→ **What you have to do**
Copy out each line below exactly as it appears.

→ **Extracted entries**

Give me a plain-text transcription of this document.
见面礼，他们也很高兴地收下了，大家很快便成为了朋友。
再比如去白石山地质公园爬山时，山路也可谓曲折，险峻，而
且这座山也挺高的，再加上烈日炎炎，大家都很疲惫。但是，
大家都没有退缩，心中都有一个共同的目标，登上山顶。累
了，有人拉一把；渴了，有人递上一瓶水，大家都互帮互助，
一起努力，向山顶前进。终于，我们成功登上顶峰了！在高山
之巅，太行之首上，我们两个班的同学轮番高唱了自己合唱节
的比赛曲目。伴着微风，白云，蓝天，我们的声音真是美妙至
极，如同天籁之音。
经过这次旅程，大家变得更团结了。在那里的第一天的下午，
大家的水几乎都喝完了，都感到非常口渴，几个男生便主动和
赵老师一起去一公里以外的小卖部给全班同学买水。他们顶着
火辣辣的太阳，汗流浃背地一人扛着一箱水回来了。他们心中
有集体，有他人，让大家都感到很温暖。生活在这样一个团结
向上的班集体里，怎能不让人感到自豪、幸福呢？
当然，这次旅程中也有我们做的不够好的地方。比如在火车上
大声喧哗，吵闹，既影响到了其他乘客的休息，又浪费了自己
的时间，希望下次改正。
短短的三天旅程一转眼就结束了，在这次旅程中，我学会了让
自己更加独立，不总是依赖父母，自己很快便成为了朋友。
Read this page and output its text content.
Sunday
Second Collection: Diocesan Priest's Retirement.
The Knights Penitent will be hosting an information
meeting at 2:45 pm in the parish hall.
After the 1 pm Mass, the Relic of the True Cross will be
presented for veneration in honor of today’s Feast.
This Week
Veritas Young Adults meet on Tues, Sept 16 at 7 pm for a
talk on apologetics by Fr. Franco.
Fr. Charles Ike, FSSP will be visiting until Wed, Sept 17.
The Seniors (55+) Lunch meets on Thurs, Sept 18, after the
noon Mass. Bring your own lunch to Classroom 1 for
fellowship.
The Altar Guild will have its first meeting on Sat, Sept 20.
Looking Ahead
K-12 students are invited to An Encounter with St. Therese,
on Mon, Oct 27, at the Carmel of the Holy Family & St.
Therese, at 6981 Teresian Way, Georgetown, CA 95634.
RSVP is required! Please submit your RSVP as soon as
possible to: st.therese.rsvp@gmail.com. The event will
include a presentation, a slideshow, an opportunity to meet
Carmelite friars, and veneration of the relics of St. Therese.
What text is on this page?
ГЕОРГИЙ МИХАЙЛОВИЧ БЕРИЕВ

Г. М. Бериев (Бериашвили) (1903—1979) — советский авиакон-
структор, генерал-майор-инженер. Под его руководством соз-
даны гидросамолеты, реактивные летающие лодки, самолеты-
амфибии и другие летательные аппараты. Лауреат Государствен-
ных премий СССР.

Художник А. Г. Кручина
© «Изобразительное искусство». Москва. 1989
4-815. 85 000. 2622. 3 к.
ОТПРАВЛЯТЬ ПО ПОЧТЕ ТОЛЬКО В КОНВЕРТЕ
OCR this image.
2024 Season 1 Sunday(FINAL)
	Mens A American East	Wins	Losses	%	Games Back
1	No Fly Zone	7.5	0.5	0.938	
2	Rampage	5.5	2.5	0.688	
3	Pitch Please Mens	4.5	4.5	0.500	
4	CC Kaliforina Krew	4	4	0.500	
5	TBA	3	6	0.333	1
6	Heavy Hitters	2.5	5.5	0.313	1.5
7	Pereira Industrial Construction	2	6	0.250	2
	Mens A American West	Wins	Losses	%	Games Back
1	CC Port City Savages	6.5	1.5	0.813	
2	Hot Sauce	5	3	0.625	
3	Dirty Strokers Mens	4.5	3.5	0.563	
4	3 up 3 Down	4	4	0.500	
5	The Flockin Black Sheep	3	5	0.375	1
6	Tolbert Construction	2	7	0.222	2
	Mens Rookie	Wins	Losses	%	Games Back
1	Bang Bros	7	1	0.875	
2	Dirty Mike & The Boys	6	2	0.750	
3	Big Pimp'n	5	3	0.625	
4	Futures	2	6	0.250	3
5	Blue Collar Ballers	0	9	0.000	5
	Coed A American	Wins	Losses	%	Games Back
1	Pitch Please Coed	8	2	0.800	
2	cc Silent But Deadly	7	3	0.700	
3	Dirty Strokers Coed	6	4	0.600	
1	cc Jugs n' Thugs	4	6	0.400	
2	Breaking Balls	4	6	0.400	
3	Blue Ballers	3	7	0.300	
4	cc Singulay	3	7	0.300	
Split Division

→ **The output**
Give me a plain-text transcription of this document.
见面礼，他们也很高兴地收下了，大家很快便成为了朋友。
再比如去白石山地质公园爬山时，山路也可谓曲折，险峻，而
且这座山也挺高的，再加上烈日炎炎，大家都很疲惫。但是，
大家都没有退缩，心中都有一个共同的目标，登上山顶。累
了，有人拉一把；渴了，有人递上一瓶水，大家都互帮互助，
一起努力，向山顶前进。终于，我们成功登上顶峰了！在高山
之巅，太行之首上，我们两个班的同学轮番高唱了自己合唱节
的比赛曲目。伴着微风，白云，蓝天，我们的声音真是美妙至
极，如同天籁之音。
经过这次旅程，大家变得更团结了。在那里的第一天的下午，
大家的水几乎都喝完了，都感到非常口渴，几个男生便主动和
赵老师一起去一公里以外的小卖部给全班同学买水。他们顶着
火辣辣的太阳，汗流浃背地一人扛着一箱水回来了。他们心中
有集体，有他人，让大家都感到很温暖。生活在这样一个团结
向上的班集体里，怎能不让人感到自豪、幸福呢？
当然，这次旅程中也有我们做的不够好的地方。比如在火车上
大声喧哗，吵闹，既影响到了其他乘客的休息，又浪费了自己
的时间，希望下次改正。
短短的三天旅程一转眼就结束了，在这次旅程中，我学会了让
自己更加独立，不总是依赖父母，自己很快便成为了朋友。
Read this page and output its text content.
Sunday
Second Collection: Diocesan Priest's Retirement.
The Knights Penitent will be hosting an information
meeting at 2:45 pm in the parish hall.
After the 1 pm Mass, the Relic of the True Cross will be
presented for veneration in honor of today’s Feast.
This Week
Veritas Young Adults meet on Tues, Sept 16 at 7 pm for a
talk on apologetics by Fr. Franco.
Fr. Charles Ike, FSSP will be visiting until Wed, Sept 17.
The Seniors (55+) Lunch meets on Thurs, Sept 18, after the
noon Mass. Bring your own lunch to Classroom 1 for
fellowship.
The Altar Guild will have its first meeting on Sat, Sept 20.
Looking Ahead
K-12 students are invited to An Encounter with St. Therese,
on Mon, Oct 27, at the Carmel of the Holy Family & St.
Therese, at 6981 Teresian Way, Georgetown, CA 95634.
RSVP is required! Please submit your RSVP as soon as
possible to: st.therese.rsvp@gmail.com. The event will
include a presentation, a slideshow, an opportunity to meet
Carmelite friars, and veneration of the relics of St. Therese.
What text is on this page?
ГЕОРГИЙ МИХАЙЛОВИЧ БЕРИЕВ

Г. М. Бериев (Бериашвили) (1903—1979) — советский авиакон-
структор, генерал-майор-инженер. Под его руководством соз-
даны гидросамолеты, реактивные летающие лодки, самолеты-
амфибии и другие летательные аппараты. Лауреат Государствен-
ных премий СССР.

Художник А. Г. Кручина
© «Изобразительное искусство». Москва. 1989
4-815. 85 000. 2622. 3 к.
ОТПРАВЛЯТЬ ПО ПОЧТЕ ТОЛЬКО В КОНВЕРТЕ
OCR this image.
2024 Season 1 Sunday(FINAL)
	Mens A American East	Wins	Losses	%	Games Back
1	No Fly Zone	7.5	0.5	0.938	
2	Rampage	5.5	2.5	0.688	
3	Pitch Please Mens	4.5	4.5	0.500	
4	CC Kaliforina Krew	4	4	0.500	
5	TBA	3	6	0.333	1
6	Heavy Hitters	2.5	5.5	0.313	1.5
7	Pereira Industrial Construction	2	6	0.250	2
	Mens A American West	Wins	Losses	%	Games Back
1	CC Port City Savages	6.5	1.5	0.813	
2	Hot Sauce	5	3	0.625	
3	Dirty Strokers Mens	4.5	3.5	0.563	
4	3 up 3 Down	4	4	0.500	
5	The Flockin Black Sheep	3	5	0.375	1
6	Tolbert Construction	2	7	0.222	2
	Mens Rookie	Wins	Losses	%	Games Back
1	Bang Bros	7	1	0.875	
2	Dirty Mike & The Boys	6	2	0.750	
3	Big Pimp'n	5	3	0.625	
4	Futures	2	6	0.250	3
5	Blue Collar Ballers	0	9	0.000	5
	Coed A American	Wins	Losses	%	Games Back
1	Pitch Please Coed	8	2	0.800	
2	cc Silent But Deadly	7	3	0.700	
3	Dirty Strokers Coed	6	4	0.600	
1	cc Jugs n' Thugs	4	6	0.400	
2	Breaking Balls	4	6	0.400	
3	Blue Ballers	3	7	0.300	
4	cc Singulay	3	7	0.300	
Split Division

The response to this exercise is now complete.